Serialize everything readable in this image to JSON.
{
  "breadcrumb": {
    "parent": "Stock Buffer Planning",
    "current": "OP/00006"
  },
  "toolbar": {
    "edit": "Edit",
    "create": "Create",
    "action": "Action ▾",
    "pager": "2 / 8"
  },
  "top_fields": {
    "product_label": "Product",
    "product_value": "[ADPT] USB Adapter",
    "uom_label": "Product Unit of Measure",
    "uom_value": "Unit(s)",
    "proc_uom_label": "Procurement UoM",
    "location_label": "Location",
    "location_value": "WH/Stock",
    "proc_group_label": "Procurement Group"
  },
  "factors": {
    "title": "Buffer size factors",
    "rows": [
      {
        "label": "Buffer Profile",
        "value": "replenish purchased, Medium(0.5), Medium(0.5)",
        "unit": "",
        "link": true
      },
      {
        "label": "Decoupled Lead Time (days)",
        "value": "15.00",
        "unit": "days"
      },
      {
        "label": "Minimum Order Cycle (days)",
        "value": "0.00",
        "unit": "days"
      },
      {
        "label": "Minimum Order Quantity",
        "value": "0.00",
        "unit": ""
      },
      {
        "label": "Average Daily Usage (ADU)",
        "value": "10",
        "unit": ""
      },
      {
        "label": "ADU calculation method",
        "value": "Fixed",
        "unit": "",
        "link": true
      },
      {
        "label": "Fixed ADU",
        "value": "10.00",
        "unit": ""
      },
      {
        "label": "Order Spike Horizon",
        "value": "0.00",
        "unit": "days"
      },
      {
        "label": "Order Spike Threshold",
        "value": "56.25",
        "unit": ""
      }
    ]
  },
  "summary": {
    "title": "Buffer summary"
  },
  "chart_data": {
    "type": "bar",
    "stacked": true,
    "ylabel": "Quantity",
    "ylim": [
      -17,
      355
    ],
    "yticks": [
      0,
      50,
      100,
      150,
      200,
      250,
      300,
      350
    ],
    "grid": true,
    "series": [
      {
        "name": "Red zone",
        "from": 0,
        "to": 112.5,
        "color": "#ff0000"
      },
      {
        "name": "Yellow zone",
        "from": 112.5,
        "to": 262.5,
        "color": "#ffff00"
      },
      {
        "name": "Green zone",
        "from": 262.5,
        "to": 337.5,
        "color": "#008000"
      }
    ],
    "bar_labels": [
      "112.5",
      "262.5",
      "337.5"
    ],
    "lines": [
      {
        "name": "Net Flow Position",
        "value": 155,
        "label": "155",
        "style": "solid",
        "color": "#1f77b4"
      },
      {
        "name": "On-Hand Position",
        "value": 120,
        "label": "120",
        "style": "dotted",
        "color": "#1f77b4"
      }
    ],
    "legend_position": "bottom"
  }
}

---

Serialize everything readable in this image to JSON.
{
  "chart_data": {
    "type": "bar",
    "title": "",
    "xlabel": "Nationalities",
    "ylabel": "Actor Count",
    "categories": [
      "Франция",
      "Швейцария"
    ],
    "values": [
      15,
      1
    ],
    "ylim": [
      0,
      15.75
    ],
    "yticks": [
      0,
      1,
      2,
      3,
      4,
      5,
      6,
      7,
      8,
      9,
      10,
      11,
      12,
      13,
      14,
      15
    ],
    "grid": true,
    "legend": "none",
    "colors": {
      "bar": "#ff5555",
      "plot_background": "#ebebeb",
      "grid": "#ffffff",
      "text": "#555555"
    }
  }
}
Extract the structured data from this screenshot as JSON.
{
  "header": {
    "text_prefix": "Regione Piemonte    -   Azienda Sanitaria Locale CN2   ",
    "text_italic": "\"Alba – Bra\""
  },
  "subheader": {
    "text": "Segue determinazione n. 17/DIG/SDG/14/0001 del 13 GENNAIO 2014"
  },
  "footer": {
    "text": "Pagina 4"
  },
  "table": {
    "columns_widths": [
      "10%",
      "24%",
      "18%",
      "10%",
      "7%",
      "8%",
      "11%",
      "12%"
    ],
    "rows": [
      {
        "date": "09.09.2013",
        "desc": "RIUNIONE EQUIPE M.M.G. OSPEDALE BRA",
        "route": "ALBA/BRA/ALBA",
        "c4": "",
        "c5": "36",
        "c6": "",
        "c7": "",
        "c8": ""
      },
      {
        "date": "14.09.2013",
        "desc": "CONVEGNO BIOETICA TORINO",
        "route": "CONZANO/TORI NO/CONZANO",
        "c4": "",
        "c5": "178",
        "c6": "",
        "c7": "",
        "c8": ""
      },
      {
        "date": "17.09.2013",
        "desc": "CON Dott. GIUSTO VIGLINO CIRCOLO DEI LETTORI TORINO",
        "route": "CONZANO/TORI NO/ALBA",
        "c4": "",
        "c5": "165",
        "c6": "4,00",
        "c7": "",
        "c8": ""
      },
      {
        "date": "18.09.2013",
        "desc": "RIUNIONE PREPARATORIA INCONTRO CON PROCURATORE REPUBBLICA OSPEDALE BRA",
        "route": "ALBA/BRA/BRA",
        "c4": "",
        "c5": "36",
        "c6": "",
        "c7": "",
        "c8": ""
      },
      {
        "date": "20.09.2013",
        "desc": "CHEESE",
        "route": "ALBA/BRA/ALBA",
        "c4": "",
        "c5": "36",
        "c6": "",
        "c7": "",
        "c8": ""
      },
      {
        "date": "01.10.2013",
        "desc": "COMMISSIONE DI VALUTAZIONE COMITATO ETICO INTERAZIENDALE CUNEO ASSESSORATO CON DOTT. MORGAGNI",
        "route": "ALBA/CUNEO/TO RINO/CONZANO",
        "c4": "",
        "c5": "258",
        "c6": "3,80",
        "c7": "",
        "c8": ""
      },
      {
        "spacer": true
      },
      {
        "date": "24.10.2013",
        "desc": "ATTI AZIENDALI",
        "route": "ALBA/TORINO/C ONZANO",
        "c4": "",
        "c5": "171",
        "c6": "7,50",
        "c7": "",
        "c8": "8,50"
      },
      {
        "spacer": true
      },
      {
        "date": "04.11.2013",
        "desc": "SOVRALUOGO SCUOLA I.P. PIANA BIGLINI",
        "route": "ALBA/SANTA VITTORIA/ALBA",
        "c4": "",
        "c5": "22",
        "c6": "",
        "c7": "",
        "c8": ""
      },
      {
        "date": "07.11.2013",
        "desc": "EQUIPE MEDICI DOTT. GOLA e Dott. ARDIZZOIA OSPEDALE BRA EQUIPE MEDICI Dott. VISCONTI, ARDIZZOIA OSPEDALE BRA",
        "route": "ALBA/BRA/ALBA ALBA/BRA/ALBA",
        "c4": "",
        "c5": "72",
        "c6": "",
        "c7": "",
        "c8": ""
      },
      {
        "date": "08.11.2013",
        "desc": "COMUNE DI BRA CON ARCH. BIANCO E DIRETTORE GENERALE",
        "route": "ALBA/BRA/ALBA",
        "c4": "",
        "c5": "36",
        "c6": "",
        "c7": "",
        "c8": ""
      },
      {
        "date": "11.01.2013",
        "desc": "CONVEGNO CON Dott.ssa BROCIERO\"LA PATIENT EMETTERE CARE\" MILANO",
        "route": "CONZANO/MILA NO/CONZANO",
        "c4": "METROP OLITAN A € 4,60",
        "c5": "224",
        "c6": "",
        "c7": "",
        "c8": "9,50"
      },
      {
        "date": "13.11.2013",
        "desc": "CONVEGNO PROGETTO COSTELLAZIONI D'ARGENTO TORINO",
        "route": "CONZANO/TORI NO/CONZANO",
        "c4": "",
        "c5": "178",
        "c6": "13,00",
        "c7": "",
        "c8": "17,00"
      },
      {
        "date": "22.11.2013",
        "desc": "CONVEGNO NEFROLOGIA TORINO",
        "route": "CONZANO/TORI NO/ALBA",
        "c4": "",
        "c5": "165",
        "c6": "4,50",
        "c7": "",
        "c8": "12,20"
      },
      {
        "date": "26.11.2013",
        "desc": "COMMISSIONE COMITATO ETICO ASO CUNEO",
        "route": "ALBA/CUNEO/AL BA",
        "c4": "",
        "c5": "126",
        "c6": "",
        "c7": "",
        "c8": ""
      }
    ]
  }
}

---

Only a number is needed: how many lines of the material above contain "ETICO"?

2